> **Supplied text**
________
For once, The Oregonian issued some breaking news via the OregonLive website, after Potter made the announcement.

But now, over on the Mayor's website, the assignments have been posted, along with Potter's statement from today's news conference. In it, he details the basis of some of the changes he's made.

  • "[S]trategic, long-range planning and capital spending needs" of Water, Environmental Services, Transportation and Parks (the City's "infrastructure" bureaus) will be placed "under the guidance of the entire City Council" even though the bureaus themselves have been assigned to individual Commissioners.
  • "Bureau of Licenses [will] be folded into a new Revenue Bureau to be housed in the Office of Management and Finance."
  • "Bureau of Development Services will become the Bureau of Permitting, which will consolidate many of our City’s development permitting functions into a single bureau."
  • Bureau directors for Water, Transportation, and Emergency Management have been removed from their positions.

As for the actual bureau assignments (pdf), The Oregonian said: "While Adams and Leonard got the headache bureaus, Commissioners Dan Saltzman and Erik Sten both received almost everything they wanted."

While that's accurate, it's a little more nuanced than this, and much of what Leonard and Adams wanted they also managed to get, as you can see from our May item on what each Commissioner hoped to see in their portfolios.

As expected, Potter is holding into the Bureau of Planning, the Police Bureau, and PDC. In addition, he indeed keeps ONI (although the list refers to it by its original name, the Office of Neighborhood Associations -- either an error or a signal of the bureau's planned reformation), and also takes the City Attorney, Emergency Management, Government Relations, International Relations, and Management and Finance.

Adams has been given the Bureau of Environmental Services and the Office of Transportation, the latter of which he wanted "because of its impact on both jobs and neighborhoods". Adams also wanted his office to be the liaison to the Regional Arts & Culture Council, an assignment he received. In addition, Adams had wanted to become the liaison to small and neighborhood businesses and to higher education -- requests seemingly granted by his liaison assignments to the Association of Portland Neighborhood Business Associations and as "Higher Education Advocate."

Leonard received Water (hey, someone had to get it), Hydroelectirc Power, Emergency Communications, and the Bureau of Development Services. Recall the Potter said the latter would be transformed into the Bureau of Permitting in order to "consolidate many of our City’s development permitting functions into a single bureau". This is directly consistent with what Leonard, back in May, told us he wanted.
________
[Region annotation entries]
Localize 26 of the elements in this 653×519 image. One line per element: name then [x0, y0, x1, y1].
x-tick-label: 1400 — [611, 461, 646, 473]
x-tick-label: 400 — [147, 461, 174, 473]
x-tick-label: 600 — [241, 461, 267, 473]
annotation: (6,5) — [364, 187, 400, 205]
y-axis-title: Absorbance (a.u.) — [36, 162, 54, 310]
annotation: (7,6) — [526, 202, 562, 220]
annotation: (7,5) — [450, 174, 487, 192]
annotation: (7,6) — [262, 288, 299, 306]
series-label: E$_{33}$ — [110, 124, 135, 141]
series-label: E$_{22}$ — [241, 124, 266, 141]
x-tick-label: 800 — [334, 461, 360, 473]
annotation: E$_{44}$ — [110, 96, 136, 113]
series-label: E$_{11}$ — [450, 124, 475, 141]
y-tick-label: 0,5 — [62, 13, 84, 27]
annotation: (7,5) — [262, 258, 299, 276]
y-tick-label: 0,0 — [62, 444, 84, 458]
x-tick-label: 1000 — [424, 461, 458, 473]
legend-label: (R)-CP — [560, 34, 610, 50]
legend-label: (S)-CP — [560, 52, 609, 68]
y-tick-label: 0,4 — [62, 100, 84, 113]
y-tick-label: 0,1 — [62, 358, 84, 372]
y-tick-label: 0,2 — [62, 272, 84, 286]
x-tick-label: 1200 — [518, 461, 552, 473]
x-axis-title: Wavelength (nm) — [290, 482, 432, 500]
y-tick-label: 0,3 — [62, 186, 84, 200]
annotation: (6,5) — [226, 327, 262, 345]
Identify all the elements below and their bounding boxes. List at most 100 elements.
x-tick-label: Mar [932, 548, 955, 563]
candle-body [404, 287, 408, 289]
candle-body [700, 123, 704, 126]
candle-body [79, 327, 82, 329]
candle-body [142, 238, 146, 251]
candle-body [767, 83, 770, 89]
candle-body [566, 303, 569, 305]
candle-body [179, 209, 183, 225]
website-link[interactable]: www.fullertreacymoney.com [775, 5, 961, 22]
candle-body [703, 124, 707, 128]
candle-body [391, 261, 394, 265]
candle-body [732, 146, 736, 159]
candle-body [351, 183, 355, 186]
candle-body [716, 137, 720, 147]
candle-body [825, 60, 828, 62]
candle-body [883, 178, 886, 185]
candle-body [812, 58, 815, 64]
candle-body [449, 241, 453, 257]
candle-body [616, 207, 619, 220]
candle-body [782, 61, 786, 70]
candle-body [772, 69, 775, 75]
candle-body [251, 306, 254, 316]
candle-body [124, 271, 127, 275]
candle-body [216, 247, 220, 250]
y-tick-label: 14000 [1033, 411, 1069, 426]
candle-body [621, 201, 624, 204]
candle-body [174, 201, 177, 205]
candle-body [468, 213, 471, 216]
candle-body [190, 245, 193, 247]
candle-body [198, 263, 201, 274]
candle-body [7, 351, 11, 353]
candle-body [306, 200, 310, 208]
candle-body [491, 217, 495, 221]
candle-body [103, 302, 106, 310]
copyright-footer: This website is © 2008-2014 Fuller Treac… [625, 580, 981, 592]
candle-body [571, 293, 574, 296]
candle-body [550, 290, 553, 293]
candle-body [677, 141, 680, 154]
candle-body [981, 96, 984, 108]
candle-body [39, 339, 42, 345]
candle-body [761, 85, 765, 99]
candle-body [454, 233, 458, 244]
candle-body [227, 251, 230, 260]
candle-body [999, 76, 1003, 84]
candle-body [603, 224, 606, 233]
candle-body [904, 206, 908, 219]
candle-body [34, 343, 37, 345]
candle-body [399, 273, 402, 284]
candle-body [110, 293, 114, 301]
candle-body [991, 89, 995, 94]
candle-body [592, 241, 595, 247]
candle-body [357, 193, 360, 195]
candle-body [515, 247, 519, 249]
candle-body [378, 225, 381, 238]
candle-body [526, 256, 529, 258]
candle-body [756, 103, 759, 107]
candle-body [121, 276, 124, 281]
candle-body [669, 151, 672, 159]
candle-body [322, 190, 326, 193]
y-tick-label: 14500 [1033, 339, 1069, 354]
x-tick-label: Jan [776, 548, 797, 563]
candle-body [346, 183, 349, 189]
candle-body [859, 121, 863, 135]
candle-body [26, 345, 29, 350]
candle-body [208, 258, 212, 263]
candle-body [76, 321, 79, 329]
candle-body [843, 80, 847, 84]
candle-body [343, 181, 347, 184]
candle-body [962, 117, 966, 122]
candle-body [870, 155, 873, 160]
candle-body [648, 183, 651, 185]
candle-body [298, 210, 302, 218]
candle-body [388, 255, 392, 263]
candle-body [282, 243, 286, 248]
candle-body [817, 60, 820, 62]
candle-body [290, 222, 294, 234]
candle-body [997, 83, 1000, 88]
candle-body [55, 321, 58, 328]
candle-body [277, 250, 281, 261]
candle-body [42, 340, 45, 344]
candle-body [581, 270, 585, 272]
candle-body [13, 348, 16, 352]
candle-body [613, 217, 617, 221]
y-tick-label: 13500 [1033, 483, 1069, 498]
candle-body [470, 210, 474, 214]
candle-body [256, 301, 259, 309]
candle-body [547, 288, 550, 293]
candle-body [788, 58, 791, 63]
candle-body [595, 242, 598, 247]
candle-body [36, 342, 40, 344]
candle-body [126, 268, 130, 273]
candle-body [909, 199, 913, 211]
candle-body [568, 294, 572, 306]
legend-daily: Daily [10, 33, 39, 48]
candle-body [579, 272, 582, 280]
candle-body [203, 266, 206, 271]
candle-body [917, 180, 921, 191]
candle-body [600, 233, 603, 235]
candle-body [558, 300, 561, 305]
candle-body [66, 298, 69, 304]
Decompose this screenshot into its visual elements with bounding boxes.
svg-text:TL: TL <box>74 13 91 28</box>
________
> **Required tasks**
1. In the bureau assignments article, which two bureaus was Adams given?
2. Retype the bureau assignments article from "For once, The" to "to individual Commissioners.".
3. Write what comes next in the bureau assignments article, starting after its final sentence.
The entries are separate material and have no connection to the bureau assignments article.

> **Outputs**
1. The Bureau of Environmental Services and the Office of Transportation.

2.
For once, The Oregonian issued some breaking news via the OregonLive website, after Potter made the announcement.

But now, over on the Mayor's website, the assignments have been posted, along with Potter's statement from today's news conference. In it, he details the basis of some of the changes he's made.

  • "[S]trategic, long-range planning and capital spending needs" of Water, Environmental Services, Transportation and Parks (the City's "infrastructure" bureaus) will be placed "under the guidance of the entire City Council" even though the bureaus themselves have been assigned to individual Commissioners.

3.
Commissioner Dan Saltzman was given responsibility for Parks & Recreation, Sustainable Development, Cable, and the Children's Investment Fund -- indeed matching what his chief of staff, back in May, told us the Commissioner would want in his portfolio.

Finally, Commissioner Erik Sten holds on to Fire and the Bureau of Housing and Community Development, in addtion to remaining the City's lead regarding a purchase of PGE. Except for liaison responsibiltiy for RACC (which was given to Adams), these assigments also line up with what Sten's expressed preferences.

In other words, while it's true that certain "headache" bureaus ended up in one place or another, the bulk of the assignments appear to correspond to the responsibilities each Commissioner was seeking.

In addition to all of the specific bureau assignments, Potter's office will continue to coordinate the implementation of the twenty recommendations out of his Bureau Innovation Project, in consultation with the Commissioners assigned to oversee the impacted bureaus.

June 22nd, 2005 Update

They've republished (pdf) the bureau assignments document, leaving the original link empty now. We haven't compared the two, except to notice that the "Office of Neighborhood Associations" reference we mentioned above now is changed to "Office of Neighborhood Involvement".

June 22nd, 2005 Update

A couple of addendums, now that we notice other local coverage is up and running. First, KGW reports on the announcement, describing it as an attempt to "move the city away from its commission form of government". While Potter has expressed support for ditching the commission form, we would argue that today's assignments is more akin to making the commission form work differently -- another move which, along with Potter's budget process, could serve to defend commission government from changes, no matter what the intention.

Second, KGW says that Potter's control over all City bureaus was an "unsual move", which is not strictly accurate. While keeping them for as long as he did was unusual, and using the opportunity to launch his Bureau Innovation Project was unusual, Mayor Katz routinely took the bureaus into her office during the budget process, so the premise was not unprecedented.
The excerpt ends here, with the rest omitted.